Joe MacBeth is a 1955 British–American crime drama, directed by Ken Hughes and starring Paul Douglas, Ruth Roman and Bonar Colleano. It is a modern retelling of Shakespeare's Macbeth, set in a 1930s American criminal underworld. The film's plot closely follows that of Shakespeare's original play. It has been called "the first really stand out movie" of Hughes' career.

A similar adaptation, Men of Respect, was released in 1990, starring John Turturro, Rod Steiger and Dennis Farina.

Plot
Mob trigger man Joe "Mac" MacBeth assassinates Tommy, second-in-command to crime boss "Duke" Duca, on Duke's orders and then proceeds to his own wedding, where his bride Lily scolds him for being two hours late. As they celebrate their marriage that night at Duke's nightclub, fortune teller Rosie declares that Joe's destiny is to become the kingpin of the mob. The ruthlessly ambitious Lily is convinced of the fortune's inevitability, but Joe brushes it off. Almost immediately after Rosie leaves, however, Duke arrives and rewards Joe with a promotion to Tommy's old position and his prized lakeside mansion.

Duke's mob soon goes to war with a rival outfit run by the gluttonous Big Dutch. After Big Dutch's men turn the tables and make inroads on Duke's territory, Joe pays the rival boss a personal visit at a restaurant and secretly poisons a dish. Once Joe departs, Big Dutch devours the tainted food, then dies on the spot.

During an overnight party at the lakeside mansion to celebrate Big Dutch's demise, Lily continues to goad Joe into going after Duke, but Joe hesitates. The festivities end with Duke inviting Lily to go for a swim. Once in the water, Joe stabs his boss in the back and holds him under until he is dead, but he is shaken by the act and fails to remove the knife, forcing Lily to dive in and recover the murder weapon. In the morning, when Duke's bodyguards come to pick him up and he cannot be found, Lily claims to have discovered Duke's robe by the lake and suggests he drowned while swimming. Joe is immediately elevated to kingpin and he promotes his friend Banky to his right-hand man.

Banky's son Lennie resents Joe's rapid rise, asserting that his father served Duke long before Joe came along. He also openly casts suspicion on Duke's death. The loyal Banky beats Lennie for the insubordination, but urges Joe to set his son up with a small business so that his family can leave the criminal life. Later, Joe and Banky come across Rosie again, and she claims Joe is being overshadowed by his friend. The men laugh off Rosie's words, but shortly after, Joe hires a pair of hitmen from out of town to eliminate Banky and Lennie; Banky dies, but Lennie escapes, and Lily berates Joe for not doing the job himself.

- Dataset excerpts
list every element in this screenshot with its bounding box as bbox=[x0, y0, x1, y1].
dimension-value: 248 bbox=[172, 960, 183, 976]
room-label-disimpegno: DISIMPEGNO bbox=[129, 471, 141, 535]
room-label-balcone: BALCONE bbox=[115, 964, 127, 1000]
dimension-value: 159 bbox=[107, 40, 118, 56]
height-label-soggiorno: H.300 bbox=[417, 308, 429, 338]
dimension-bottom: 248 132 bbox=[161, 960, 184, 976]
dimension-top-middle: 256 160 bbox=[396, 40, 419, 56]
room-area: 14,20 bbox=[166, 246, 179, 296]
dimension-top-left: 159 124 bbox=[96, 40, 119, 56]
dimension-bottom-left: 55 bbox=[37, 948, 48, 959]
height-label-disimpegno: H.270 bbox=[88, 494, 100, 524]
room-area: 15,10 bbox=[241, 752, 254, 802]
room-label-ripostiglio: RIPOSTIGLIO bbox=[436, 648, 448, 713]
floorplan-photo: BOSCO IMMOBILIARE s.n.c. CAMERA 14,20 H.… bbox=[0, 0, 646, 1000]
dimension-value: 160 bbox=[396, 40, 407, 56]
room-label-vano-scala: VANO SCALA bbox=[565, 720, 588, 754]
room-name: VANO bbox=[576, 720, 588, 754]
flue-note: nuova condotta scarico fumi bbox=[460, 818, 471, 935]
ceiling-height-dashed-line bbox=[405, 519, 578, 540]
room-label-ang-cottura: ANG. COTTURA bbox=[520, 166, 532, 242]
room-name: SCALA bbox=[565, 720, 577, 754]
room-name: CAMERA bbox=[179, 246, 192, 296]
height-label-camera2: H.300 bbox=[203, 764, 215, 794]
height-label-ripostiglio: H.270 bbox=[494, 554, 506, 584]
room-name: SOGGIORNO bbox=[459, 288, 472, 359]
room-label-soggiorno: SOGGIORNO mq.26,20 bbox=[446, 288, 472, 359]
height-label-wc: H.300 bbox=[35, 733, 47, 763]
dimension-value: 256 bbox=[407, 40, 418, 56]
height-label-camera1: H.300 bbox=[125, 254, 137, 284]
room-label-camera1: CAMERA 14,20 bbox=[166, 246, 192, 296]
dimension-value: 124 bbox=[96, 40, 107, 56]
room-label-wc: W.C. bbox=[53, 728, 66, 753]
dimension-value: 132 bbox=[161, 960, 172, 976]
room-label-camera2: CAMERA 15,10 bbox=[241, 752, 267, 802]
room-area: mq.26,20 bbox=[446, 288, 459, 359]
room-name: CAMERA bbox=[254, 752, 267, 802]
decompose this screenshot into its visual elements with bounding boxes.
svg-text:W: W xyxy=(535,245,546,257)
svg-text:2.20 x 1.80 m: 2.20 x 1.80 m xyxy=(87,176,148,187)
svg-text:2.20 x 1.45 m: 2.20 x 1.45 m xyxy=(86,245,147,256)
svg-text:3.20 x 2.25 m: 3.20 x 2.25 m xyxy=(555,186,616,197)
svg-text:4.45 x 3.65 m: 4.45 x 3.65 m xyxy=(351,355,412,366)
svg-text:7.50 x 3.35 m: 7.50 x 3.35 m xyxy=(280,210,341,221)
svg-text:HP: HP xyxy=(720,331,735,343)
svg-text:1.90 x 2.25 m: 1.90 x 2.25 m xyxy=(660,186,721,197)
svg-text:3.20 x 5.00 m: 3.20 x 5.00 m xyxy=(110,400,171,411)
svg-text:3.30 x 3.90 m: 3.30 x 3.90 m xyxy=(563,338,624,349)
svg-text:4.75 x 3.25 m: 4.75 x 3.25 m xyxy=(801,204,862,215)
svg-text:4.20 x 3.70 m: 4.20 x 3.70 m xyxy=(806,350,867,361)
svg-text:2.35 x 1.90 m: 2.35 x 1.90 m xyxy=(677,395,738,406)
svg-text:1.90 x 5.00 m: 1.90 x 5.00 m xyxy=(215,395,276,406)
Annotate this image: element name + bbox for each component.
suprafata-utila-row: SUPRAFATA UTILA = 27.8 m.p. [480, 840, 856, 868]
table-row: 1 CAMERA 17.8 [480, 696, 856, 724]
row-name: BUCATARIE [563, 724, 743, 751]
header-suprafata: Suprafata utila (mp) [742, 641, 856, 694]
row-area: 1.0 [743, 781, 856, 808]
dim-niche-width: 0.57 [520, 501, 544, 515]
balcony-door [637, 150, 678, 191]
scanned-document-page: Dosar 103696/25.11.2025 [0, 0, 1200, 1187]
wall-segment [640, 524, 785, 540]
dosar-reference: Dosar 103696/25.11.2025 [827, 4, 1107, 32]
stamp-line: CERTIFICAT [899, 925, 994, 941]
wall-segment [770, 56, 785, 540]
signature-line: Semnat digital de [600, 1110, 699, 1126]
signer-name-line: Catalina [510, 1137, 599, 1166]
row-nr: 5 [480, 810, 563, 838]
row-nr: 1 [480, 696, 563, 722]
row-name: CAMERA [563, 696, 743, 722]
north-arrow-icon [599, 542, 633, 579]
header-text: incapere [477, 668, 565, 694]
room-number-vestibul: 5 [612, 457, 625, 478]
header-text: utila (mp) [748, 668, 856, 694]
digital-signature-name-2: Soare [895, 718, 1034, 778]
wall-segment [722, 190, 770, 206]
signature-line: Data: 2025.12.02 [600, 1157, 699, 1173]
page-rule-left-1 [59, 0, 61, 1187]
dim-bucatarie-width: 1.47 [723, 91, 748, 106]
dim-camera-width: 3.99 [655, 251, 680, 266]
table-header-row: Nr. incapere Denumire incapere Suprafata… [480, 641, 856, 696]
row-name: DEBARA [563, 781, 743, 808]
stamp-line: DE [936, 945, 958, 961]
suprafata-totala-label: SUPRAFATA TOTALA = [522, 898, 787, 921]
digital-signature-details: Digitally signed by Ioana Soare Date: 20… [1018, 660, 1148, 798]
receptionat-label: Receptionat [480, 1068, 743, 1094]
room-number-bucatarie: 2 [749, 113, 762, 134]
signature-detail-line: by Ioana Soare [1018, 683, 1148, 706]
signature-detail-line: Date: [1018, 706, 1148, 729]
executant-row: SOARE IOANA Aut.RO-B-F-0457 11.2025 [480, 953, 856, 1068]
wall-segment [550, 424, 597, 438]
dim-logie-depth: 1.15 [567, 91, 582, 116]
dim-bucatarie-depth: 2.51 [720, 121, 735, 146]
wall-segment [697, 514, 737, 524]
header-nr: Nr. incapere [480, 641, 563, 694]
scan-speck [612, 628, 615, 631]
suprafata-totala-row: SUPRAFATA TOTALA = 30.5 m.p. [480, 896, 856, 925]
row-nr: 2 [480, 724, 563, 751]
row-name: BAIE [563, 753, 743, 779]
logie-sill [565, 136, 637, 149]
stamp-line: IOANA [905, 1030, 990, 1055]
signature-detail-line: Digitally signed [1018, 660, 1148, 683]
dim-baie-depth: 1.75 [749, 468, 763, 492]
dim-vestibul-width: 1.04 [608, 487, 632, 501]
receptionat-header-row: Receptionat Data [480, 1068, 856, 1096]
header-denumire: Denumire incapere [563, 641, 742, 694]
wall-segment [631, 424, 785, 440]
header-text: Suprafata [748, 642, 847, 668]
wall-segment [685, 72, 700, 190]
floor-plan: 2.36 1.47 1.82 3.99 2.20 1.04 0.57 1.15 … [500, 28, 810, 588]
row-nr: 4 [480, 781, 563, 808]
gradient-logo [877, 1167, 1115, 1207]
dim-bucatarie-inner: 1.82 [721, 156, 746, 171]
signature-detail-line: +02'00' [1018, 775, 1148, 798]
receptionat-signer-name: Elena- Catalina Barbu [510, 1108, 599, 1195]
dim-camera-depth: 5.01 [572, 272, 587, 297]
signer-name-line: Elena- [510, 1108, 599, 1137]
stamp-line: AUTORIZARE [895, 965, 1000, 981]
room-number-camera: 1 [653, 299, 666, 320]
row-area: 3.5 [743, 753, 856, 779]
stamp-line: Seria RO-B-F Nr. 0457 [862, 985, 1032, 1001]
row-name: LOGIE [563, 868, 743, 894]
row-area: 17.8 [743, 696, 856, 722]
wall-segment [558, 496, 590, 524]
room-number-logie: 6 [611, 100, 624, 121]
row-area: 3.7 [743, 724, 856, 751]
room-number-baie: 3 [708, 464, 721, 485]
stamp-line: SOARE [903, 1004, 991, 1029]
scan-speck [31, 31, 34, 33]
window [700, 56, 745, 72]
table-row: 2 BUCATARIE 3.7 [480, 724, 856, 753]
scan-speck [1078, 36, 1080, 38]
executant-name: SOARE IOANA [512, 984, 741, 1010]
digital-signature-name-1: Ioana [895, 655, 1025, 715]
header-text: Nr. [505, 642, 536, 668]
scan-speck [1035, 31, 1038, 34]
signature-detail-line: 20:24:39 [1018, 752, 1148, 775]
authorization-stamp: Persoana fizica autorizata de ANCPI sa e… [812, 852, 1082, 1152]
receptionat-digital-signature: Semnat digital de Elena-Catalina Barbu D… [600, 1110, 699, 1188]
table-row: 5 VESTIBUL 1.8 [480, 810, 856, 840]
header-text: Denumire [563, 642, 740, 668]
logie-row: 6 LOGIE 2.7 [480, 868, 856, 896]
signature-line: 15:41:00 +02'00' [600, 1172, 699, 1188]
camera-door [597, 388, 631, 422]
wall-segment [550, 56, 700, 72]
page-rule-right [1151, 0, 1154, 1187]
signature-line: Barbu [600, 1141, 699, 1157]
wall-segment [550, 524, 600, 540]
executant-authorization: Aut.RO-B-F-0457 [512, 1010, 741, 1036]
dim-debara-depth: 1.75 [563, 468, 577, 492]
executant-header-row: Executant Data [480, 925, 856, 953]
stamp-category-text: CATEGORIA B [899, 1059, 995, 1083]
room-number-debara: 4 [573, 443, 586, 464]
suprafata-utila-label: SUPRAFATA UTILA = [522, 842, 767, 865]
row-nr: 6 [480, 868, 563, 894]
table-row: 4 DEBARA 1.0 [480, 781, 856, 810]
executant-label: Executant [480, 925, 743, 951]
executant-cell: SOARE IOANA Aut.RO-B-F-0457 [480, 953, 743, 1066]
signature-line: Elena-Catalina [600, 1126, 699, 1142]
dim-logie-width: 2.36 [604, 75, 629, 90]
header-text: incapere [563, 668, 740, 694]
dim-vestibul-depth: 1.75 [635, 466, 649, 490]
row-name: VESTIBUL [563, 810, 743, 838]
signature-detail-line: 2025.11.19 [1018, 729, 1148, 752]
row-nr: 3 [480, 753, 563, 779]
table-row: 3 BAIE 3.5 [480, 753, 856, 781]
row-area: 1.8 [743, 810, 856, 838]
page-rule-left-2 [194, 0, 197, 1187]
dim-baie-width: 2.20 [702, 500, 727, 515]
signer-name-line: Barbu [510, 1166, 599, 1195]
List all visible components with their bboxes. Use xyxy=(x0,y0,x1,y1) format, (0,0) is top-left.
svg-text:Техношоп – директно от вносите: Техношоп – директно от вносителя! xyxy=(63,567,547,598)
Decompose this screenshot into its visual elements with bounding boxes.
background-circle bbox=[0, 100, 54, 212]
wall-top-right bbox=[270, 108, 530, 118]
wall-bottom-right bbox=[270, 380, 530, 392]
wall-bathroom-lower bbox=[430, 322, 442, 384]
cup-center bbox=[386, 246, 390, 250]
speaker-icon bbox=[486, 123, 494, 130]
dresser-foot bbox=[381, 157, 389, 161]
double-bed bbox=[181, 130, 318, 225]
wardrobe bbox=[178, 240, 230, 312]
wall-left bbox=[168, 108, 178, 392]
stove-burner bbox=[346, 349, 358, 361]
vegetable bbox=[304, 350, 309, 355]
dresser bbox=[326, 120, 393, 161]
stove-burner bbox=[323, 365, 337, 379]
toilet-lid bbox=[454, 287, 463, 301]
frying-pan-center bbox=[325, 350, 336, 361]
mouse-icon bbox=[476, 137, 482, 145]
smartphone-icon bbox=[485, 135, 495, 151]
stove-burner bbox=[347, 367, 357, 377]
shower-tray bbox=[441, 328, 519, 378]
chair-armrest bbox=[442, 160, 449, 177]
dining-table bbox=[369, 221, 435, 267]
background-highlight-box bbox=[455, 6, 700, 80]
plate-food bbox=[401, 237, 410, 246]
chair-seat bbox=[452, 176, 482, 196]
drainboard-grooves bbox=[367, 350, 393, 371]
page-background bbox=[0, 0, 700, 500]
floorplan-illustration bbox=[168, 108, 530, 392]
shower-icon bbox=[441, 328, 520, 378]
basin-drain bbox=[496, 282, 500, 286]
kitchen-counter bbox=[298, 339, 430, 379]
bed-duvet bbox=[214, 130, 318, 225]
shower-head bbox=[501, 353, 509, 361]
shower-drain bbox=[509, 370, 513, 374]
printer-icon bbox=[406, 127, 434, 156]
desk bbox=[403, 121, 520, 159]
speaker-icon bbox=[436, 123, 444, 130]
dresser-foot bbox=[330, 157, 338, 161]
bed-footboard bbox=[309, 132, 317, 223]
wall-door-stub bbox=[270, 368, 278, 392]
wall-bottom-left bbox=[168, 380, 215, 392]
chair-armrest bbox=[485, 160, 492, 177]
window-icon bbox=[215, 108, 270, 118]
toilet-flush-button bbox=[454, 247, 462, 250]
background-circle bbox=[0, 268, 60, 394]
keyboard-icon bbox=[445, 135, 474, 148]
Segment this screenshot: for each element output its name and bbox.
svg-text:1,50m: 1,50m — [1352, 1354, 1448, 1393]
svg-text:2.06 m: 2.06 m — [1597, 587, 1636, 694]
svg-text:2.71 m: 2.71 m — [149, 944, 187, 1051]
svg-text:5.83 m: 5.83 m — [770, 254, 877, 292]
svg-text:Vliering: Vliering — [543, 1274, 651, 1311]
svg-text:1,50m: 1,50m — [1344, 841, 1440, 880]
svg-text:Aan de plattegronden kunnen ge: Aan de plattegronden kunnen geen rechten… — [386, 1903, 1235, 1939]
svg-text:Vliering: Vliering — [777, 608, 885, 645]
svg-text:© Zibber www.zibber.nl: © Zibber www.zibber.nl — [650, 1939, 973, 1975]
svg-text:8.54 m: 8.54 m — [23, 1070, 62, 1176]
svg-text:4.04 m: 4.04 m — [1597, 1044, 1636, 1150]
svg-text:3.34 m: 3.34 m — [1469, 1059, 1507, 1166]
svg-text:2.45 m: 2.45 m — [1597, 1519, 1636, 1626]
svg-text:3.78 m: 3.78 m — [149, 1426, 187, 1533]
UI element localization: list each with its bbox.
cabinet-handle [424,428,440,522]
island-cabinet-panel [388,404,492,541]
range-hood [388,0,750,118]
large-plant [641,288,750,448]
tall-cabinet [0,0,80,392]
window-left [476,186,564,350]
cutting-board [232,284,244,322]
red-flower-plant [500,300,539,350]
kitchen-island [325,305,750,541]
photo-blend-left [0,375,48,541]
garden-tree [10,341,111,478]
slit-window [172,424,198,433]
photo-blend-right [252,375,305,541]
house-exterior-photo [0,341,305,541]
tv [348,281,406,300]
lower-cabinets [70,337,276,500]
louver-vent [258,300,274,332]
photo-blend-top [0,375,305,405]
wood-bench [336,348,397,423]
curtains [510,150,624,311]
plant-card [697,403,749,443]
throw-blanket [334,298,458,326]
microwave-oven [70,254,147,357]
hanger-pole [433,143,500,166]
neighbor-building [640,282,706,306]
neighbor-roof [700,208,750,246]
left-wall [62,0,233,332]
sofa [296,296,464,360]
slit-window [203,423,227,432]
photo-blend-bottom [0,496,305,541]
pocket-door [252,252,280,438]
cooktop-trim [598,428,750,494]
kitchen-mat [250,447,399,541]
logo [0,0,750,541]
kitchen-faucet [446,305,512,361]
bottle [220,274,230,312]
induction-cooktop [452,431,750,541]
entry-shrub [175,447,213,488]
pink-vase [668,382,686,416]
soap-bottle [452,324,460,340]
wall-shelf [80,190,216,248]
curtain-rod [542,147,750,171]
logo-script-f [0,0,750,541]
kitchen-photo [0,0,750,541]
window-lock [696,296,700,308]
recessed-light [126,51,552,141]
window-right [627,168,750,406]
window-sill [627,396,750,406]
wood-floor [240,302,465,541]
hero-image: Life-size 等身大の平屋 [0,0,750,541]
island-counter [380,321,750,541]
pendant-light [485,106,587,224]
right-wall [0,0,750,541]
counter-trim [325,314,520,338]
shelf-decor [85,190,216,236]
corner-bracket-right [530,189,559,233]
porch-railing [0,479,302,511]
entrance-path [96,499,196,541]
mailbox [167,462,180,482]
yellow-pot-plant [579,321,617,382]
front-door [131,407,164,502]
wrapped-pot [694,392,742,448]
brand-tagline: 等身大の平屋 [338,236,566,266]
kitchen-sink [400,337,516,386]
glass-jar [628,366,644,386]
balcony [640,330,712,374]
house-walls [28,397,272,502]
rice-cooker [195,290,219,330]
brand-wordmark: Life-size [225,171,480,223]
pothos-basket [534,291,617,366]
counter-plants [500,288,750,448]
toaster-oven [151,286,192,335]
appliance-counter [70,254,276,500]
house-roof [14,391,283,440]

- Problems and tasks
(a) Reproduce the portion of the Joe MacBeth article that opens with the words containing "Joe MacBeth is" and closes with "and Dennis Farina.".
(b) Write out the entries word for word, from the very first line of the entries through the line containing "height-label-wc: H.300 bbox=[35, 733, 47, 763]", with both of those lines included.

- Answers per task
(a)
Joe MacBeth is a 1955 British–American crime drama, directed by Ken Hughes and starring Paul Douglas, Ruth Roman and Bonar Colleano. It is a modern retelling of Shakespeare's Macbeth, set in a 1930s American criminal underworld. The film's plot closely follows that of Shakespeare's original play. It has been called "the first really stand out movie" of Hughes' career.

A similar adaptation, Men of Respect, was released in 1990, starring John Turturro, Rod Steiger and Dennis Farina.

(b)
list every element in this screenshot with its bounding box as bbox=[x0, y0, x1, y1].
dimension-value: 248 bbox=[172, 960, 183, 976]
room-label-disimpegno: DISIMPEGNO bbox=[129, 471, 141, 535]
room-label-balcone: BALCONE bbox=[115, 964, 127, 1000]
dimension-value: 159 bbox=[107, 40, 118, 56]
height-label-soggiorno: H.300 bbox=[417, 308, 429, 338]
dimension-bottom: 248 132 bbox=[161, 960, 184, 976]
dimension-top-middle: 256 160 bbox=[396, 40, 419, 56]
room-area: 14,20 bbox=[166, 246, 179, 296]
dimension-top-left: 159 124 bbox=[96, 40, 119, 56]
dimension-bottom-left: 55 bbox=[37, 948, 48, 959]
height-label-disimpegno: H.270 bbox=[88, 494, 100, 524]
room-area: 15,10 bbox=[241, 752, 254, 802]
room-label-ripostiglio: RIPOSTIGLIO bbox=[436, 648, 448, 713]
floorplan-photo: BOSCO IMMOBILIARE s.n.c. CAMERA 14,20 H.… bbox=[0, 0, 646, 1000]
dimension-value: 160 bbox=[396, 40, 407, 56]
room-label-vano-scala: VANO SCALA bbox=[565, 720, 588, 754]
room-name: VANO bbox=[576, 720, 588, 754]
flue-note: nuova condotta scarico fumi bbox=[460, 818, 471, 935]
ceiling-height-dashed-line bbox=[405, 519, 578, 540]
room-label-ang-cottura: ANG. COTTURA bbox=[520, 166, 532, 242]
room-name: SCALA bbox=[565, 720, 577, 754]
room-name: CAMERA bbox=[179, 246, 192, 296]
height-label-camera2: H.300 bbox=[203, 764, 215, 794]
height-label-ripostiglio: H.270 bbox=[494, 554, 506, 584]
room-name: SOGGIORNO bbox=[459, 288, 472, 359]
room-label-soggiorno: SOGGIORNO mq.26,20 bbox=[446, 288, 472, 359]
height-label-wc: H.300 bbox=[35, 733, 47, 763]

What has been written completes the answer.